Report the count of lines containing the word "terrain" in the entries below, and nothing more.

Stored data
◇ ◇ ◇ ◇

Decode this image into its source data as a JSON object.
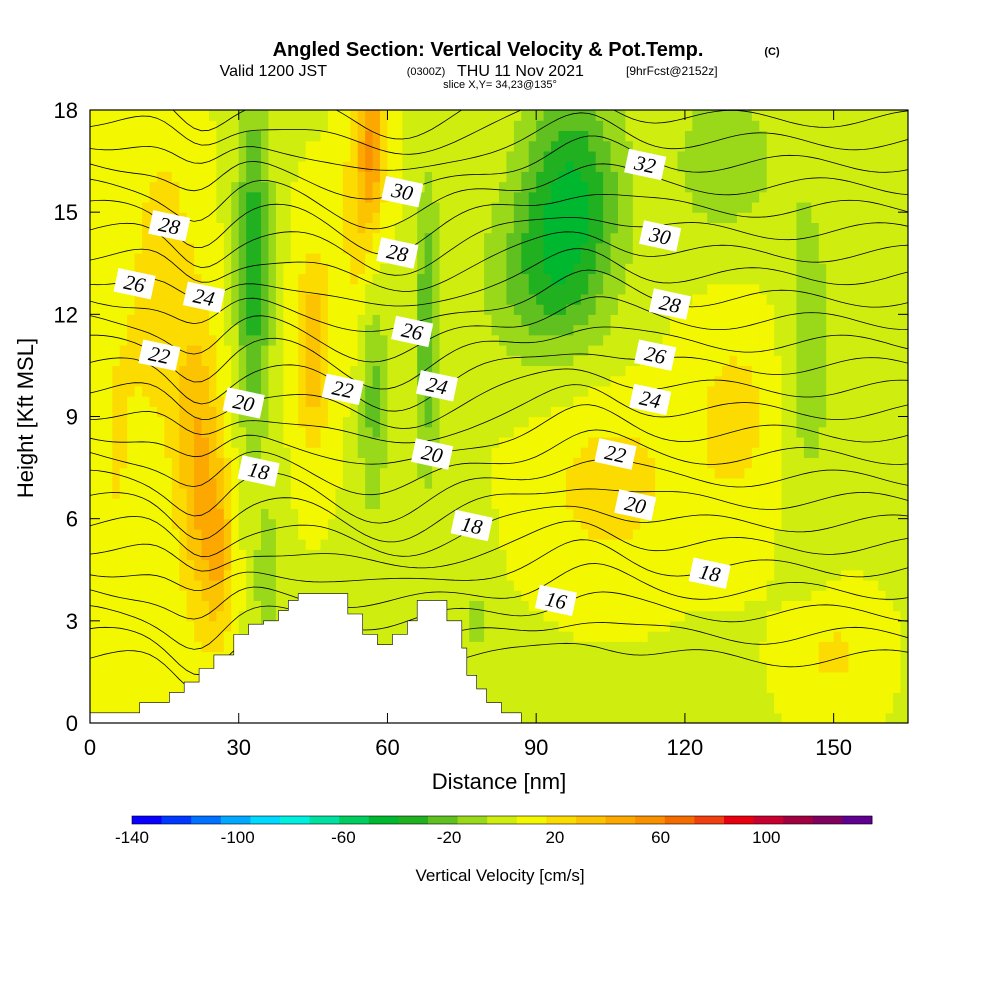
{
  "header": {
    "title": "Angled Section: Vertical Velocity & Pot.Temp.",
    "title_mark": "(C)",
    "valid_prefix": "Valid 1200 JST",
    "valid_utc": "(0300Z)",
    "valid_date": "THU 11 Nov 2021",
    "forecast": "[9hrFcst@2152z]",
    "slice": "slice X,Y= 34,23@135°"
  },
  "chart_data": {
    "type": "heatmap",
    "xlabel": "Distance [nm]",
    "ylabel": "Height [Kft MSL]",
    "xlim": [
      0,
      165
    ],
    "ylim": [
      0,
      18
    ],
    "x_ticks": [
      0,
      30,
      60,
      90,
      120,
      150
    ],
    "y_ticks": [
      0,
      3,
      6,
      9,
      12,
      15,
      18
    ],
    "colorbar": {
      "label": "Vertical Velocity [cm/s]",
      "tick_labels": [
        "-140",
        "-100",
        "-60",
        "-20",
        "20",
        "60",
        "100"
      ],
      "tick_values": [
        -140,
        -100,
        -60,
        -20,
        20,
        60,
        100
      ],
      "range": [
        -140,
        140
      ],
      "colors": [
        "#0a00ff",
        "#0038ff",
        "#0070ff",
        "#00a8ff",
        "#00d8ff",
        "#00f0e0",
        "#00e0a0",
        "#00cc60",
        "#00b830",
        "#20b020",
        "#60c020",
        "#9ad81a",
        "#cfee10",
        "#f3f700",
        "#fcdc00",
        "#fcc400",
        "#fca800",
        "#f89000",
        "#f46c00",
        "#f04010",
        "#e80010",
        "#c80030",
        "#a00040",
        "#800060",
        "#600090"
      ]
    },
    "filled_contours_vertical_velocity": {
      "units": "cm/s",
      "background_value": 5,
      "features": [
        {
          "type": "updraft",
          "x": 22,
          "y": 7.5,
          "sx": 4.5,
          "sy": 4.5,
          "value": 35
        },
        {
          "type": "updraft",
          "x": 26,
          "y": 5.0,
          "sx": 3,
          "sy": 2.5,
          "value": 28
        },
        {
          "type": "updraft",
          "x": 15,
          "y": 13.0,
          "sx": 6,
          "sy": 5,
          "value": 18
        },
        {
          "type": "updraft",
          "x": 45,
          "y": 11.0,
          "sx": 3.5,
          "sy": 3,
          "value": 32
        },
        {
          "type": "updraft",
          "x": 55,
          "y": 15.0,
          "sx": 4,
          "sy": 4,
          "value": 25
        },
        {
          "type": "updraft",
          "x": 57,
          "y": 17.0,
          "sx": 2.5,
          "sy": 2,
          "value": 35
        },
        {
          "type": "updraft",
          "x": 105,
          "y": 7.0,
          "sx": 14,
          "sy": 2.5,
          "value": 18
        },
        {
          "type": "updraft",
          "x": 130,
          "y": 9.0,
          "sx": 9,
          "sy": 3,
          "value": 16
        },
        {
          "type": "updraft",
          "x": 150,
          "y": 2.0,
          "sx": 8,
          "sy": 1.5,
          "value": 14
        },
        {
          "type": "updraft",
          "x": 5,
          "y": 8.0,
          "sx": 6,
          "sy": 8,
          "value": 12
        },
        {
          "type": "downdraft",
          "x": 33,
          "y": 13.5,
          "sx": 3.5,
          "sy": 5,
          "value": -42
        },
        {
          "type": "downdraft",
          "x": 36,
          "y": 4.0,
          "sx": 3,
          "sy": 2.5,
          "value": -18
        },
        {
          "type": "downdraft",
          "x": 57,
          "y": 10.0,
          "sx": 3,
          "sy": 4,
          "value": -28
        },
        {
          "type": "downdraft",
          "x": 68,
          "y": 11.5,
          "sx": 2.5,
          "sy": 4.5,
          "value": -32
        },
        {
          "type": "downdraft",
          "x": 97,
          "y": 15.5,
          "sx": 10,
          "sy": 3.5,
          "value": -45
        },
        {
          "type": "downdraft",
          "x": 90,
          "y": 13.0,
          "sx": 12,
          "sy": 2.5,
          "value": -22
        },
        {
          "type": "downdraft",
          "x": 128,
          "y": 16.5,
          "sx": 12,
          "sy": 2.5,
          "value": -18
        },
        {
          "type": "downdraft",
          "x": 145,
          "y": 11.0,
          "sx": 5,
          "sy": 5,
          "value": -18
        },
        {
          "type": "downdraft",
          "x": 78,
          "y": 3.0,
          "sx": 3,
          "sy": 2.5,
          "value": -12
        }
      ]
    },
    "contours_potential_temperature": {
      "units": "C",
      "labels": [
        {
          "value": "16",
          "x": 94,
          "y": 3.6
        },
        {
          "value": "18",
          "x": 34,
          "y": 7.4
        },
        {
          "value": "18",
          "x": 77,
          "y": 5.8
        },
        {
          "value": "18",
          "x": 125,
          "y": 4.4
        },
        {
          "value": "20",
          "x": 31,
          "y": 9.4
        },
        {
          "value": "20",
          "x": 69,
          "y": 7.9
        },
        {
          "value": "20",
          "x": 110,
          "y": 6.4
        },
        {
          "value": "22",
          "x": 14,
          "y": 10.8
        },
        {
          "value": "22",
          "x": 51,
          "y": 9.8
        },
        {
          "value": "22",
          "x": 106,
          "y": 7.9
        },
        {
          "value": "24",
          "x": 23,
          "y": 12.5
        },
        {
          "value": "24",
          "x": 70,
          "y": 9.9
        },
        {
          "value": "24",
          "x": 113,
          "y": 9.5
        },
        {
          "value": "26",
          "x": 9,
          "y": 12.9
        },
        {
          "value": "26",
          "x": 65,
          "y": 11.5
        },
        {
          "value": "26",
          "x": 114,
          "y": 10.8
        },
        {
          "value": "28",
          "x": 16,
          "y": 14.6
        },
        {
          "value": "28",
          "x": 62,
          "y": 13.8
        },
        {
          "value": "28",
          "x": 117,
          "y": 12.3
        },
        {
          "value": "30",
          "x": 63,
          "y": 15.6
        },
        {
          "value": "30",
          "x": 115,
          "y": 14.3
        },
        {
          "value": "32",
          "x": 112,
          "y": 16.4
        }
      ]
    },
    "terrain": {
      "description": "blocky terrain profile (white)",
      "x": [
        0,
        10,
        10,
        16,
        16,
        19,
        19,
        22,
        22,
        25,
        25,
        29,
        29,
        32,
        32,
        35,
        35,
        38,
        38,
        40,
        40,
        42,
        42,
        47,
        47,
        52,
        52,
        55,
        55,
        58,
        58,
        61,
        61,
        64,
        64,
        66,
        66,
        72,
        72,
        75,
        75,
        76,
        76,
        78,
        78,
        80,
        80,
        83,
        83,
        87,
        87,
        90,
        165
      ],
      "y": [
        0.3,
        0.3,
        0.6,
        0.6,
        0.9,
        0.9,
        1.2,
        1.2,
        1.6,
        1.6,
        2.0,
        2.0,
        2.6,
        2.6,
        2.9,
        2.9,
        3.0,
        3.0,
        3.3,
        3.3,
        3.6,
        3.6,
        3.8,
        3.8,
        3.8,
        3.8,
        3.2,
        3.2,
        2.6,
        2.6,
        2.3,
        2.3,
        2.6,
        2.6,
        3.0,
        3.0,
        3.6,
        3.6,
        3.0,
        3.0,
        2.2,
        2.2,
        1.4,
        1.4,
        1.0,
        1.0,
        0.6,
        0.6,
        0.3,
        0.3,
        0.0,
        0.0,
        0.0
      ]
    }
  }
}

◇ ◇ ◇ ◇

- Written answer
2